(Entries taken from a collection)
>> BEGIN

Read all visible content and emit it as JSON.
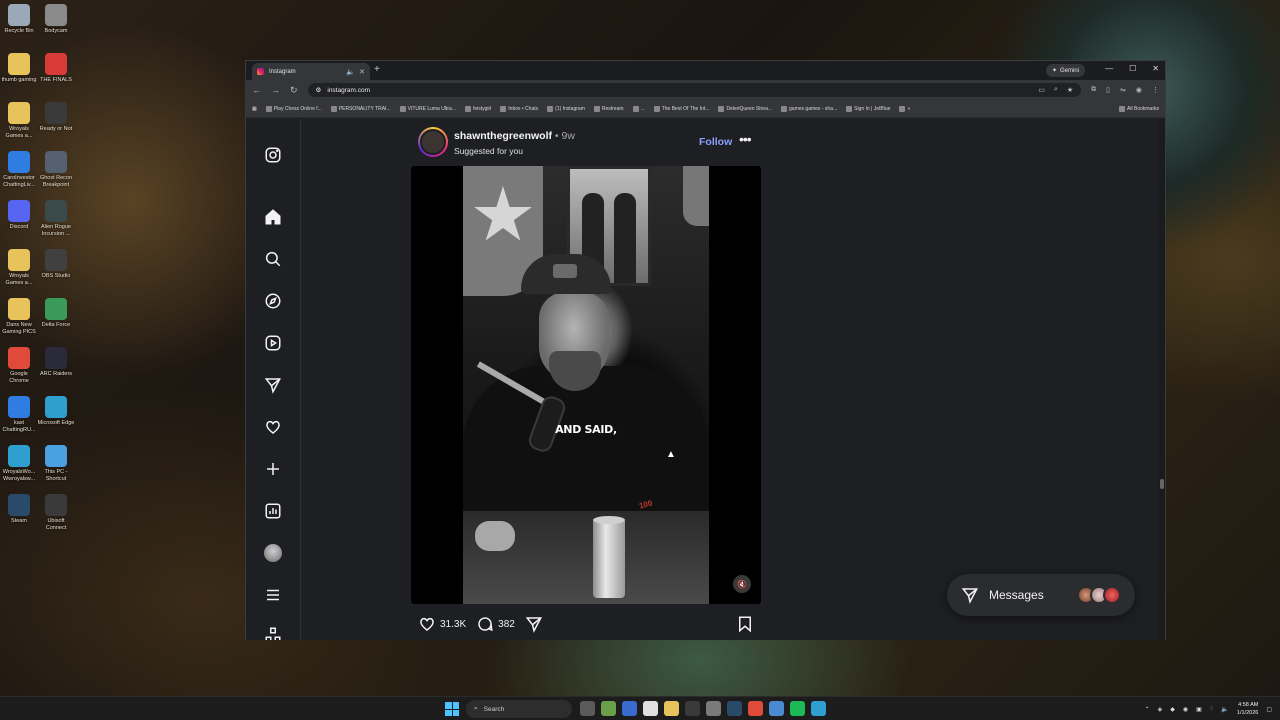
{
  "desktop": {
    "icons": [
      {
        "label": "Recycle Bin",
        "color": "#9aa8b8"
      },
      {
        "label": "Bodycam",
        "color": "#8a8a8a"
      },
      {
        "label": "thumb gaming",
        "color": "#e8c25a"
      },
      {
        "label": "THE FINALS",
        "color": "#d93a3a"
      },
      {
        "label": "Wroyals Games a...",
        "color": "#e8c25a"
      },
      {
        "label": "Ready or Not",
        "color": "#3a3a3a"
      },
      {
        "label": "CaroInvestor ChattingLiv...",
        "color": "#2f7de0"
      },
      {
        "label": "Ghost Recon Breakpoint",
        "color": "#556070"
      },
      {
        "label": "Discord",
        "color": "#5865f2"
      },
      {
        "label": "Alien Rogue Incursion ...",
        "color": "#3a4a4a"
      },
      {
        "label": "Wroyals Games a...",
        "color": "#e8c25a"
      },
      {
        "label": "OBS Studio",
        "color": "#404040"
      },
      {
        "label": "Dans New Gaming PICS",
        "color": "#e8c25a"
      },
      {
        "label": "Delta Force",
        "color": "#3a9a5a"
      },
      {
        "label": "Google Chrome",
        "color": "#e04a3a"
      },
      {
        "label": "ARC Raiders",
        "color": "#2a2a3a"
      },
      {
        "label": "kast ChattingRU...",
        "color": "#2f7de0"
      },
      {
        "label": "Microsoft Edge",
        "color": "#2f9fd0"
      },
      {
        "label": "WroyalsWo... Wwroyalsw...",
        "color": "#2f9fd0"
      },
      {
        "label": "This PC - Shortcut",
        "color": "#4aa0e0"
      },
      {
        "label": "Steam",
        "color": "#2a4a6a"
      },
      {
        "label": "Ubisoft Connect",
        "color": "#3a3a3a"
      }
    ]
  },
  "browser": {
    "tab_title": "Instagram",
    "new_tab_symbol": "+",
    "gemini_label": "Gemini",
    "url": "instagram.com",
    "bookmarks": [
      "Play Chess Online f...",
      "PERSONALITY TRAI...",
      "VITURE Luma Ultra...",
      "feistygirl",
      "Inbox • Chats",
      "(1) Instagram",
      "Restream",
      "...",
      "The Best Of The Int...",
      "DeleriQueen Strea...",
      "games games - sha...",
      "Sign In | JetBlue",
      "»"
    ],
    "all_bookmarks": "All Bookmarks"
  },
  "post": {
    "username": "shawnthegreenwolf",
    "time": " • 9w",
    "suggested": "Suggested for you",
    "follow": "Follow",
    "more": "•••",
    "subtitle": "AND SAID,",
    "likes": "31.3K",
    "comments": "382"
  },
  "messages": {
    "label": "Messages"
  },
  "taskbar": {
    "search_placeholder": "Search",
    "time": "4:58 AM",
    "date": "1/1/2026"
  },
  "colors": {
    "accent_follow": "#8c9fff",
    "page_bg": "#1e1f22"
  }
}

>> END

• _EXERCISE_: Transcribe the full listing above exactly, with the images removed.

• _FINAL RESULT_:
Read all visible content and emit it as JSON.
{
  "desktop": {
    "icons": [
      {
        "label": "Recycle Bin",
        "color": "#9aa8b8"
      },
      {
        "label": "Bodycam",
        "color": "#8a8a8a"
      },
      {
        "label": "thumb gaming",
        "color": "#e8c25a"
      },
      {
        "label": "THE FINALS",
        "color": "#d93a3a"
      },
      {
        "label": "Wroyals Games a...",
        "color": "#e8c25a"
      },
      {
        "label": "Ready or Not",
        "color": "#3a3a3a"
      },
      {
        "label": "CaroInvestor ChattingLiv...",
        "color": "#2f7de0"
      },
      {
        "label": "Ghost Recon Breakpoint",
        "color": "#556070"
      },
      {
        "label": "Discord",
        "color": "#5865f2"
      },
      {
        "label": "Alien Rogue Incursion ...",
        "color": "#3a4a4a"
      },
      {
        "label": "Wroyals Games a...",
        "color": "#e8c25a"
      },
      {
        "label": "OBS Studio",
        "color": "#404040"
      },
      {
        "label": "Dans New Gaming PICS",
        "color": "#e8c25a"
      },
      {
        "label": "Delta Force",
        "color": "#3a9a5a"
      },
      {
        "label": "Google Chrome",
        "color": "#e04a3a"
      },
      {
        "label": "ARC Raiders",
        "color": "#2a2a3a"
      },
      {
        "label": "kast ChattingRU...",
        "color": "#2f7de0"
      },
      {
        "label": "Microsoft Edge",
        "color": "#2f9fd0"
      },
      {
        "label": "WroyalsWo... Wwroyalsw...",
        "color": "#2f9fd0"
      },
      {
        "label": "This PC - Shortcut",
        "color": "#4aa0e0"
      },
      {
        "label": "Steam",
        "color": "#2a4a6a"
      },
      {
        "label": "Ubisoft Connect",
        "color": "#3a3a3a"
      }
    ]
  },
  "browser": {
    "tab_title": "Instagram",
    "new_tab_symbol": "+",
    "gemini_label": "Gemini",
    "url": "instagram.com",
    "bookmarks": [
      "Play Chess Online f...",
      "PERSONALITY TRAI...",
      "VITURE Luma Ultra...",
      "feistygirl",
      "Inbox • Chats",
      "(1) Instagram",
      "Restream",
      "...",
      "The Best Of The Int...",
      "DeleriQueen Strea...",
      "games games - sha...",
      "Sign In | JetBlue",
      "»"
    ],
    "all_bookmarks": "All Bookmarks"
  },
  "post": {
    "username": "shawnthegreenwolf",
    "time": " • 9w",
    "suggested": "Suggested for you",
    "follow": "Follow",
    "more": "•••",
    "subtitle": "AND SAID,",
    "likes": "31.3K",
    "comments": "382"
  },
  "messages": {
    "label": "Messages"
  },
  "taskbar": {
    "search_placeholder": "Search",
    "time": "4:58 AM",
    "date": "1/1/2026"
  },
  "colors": {
    "accent_follow": "#8c9fff",
    "page_bg": "#1e1f22"
  }
}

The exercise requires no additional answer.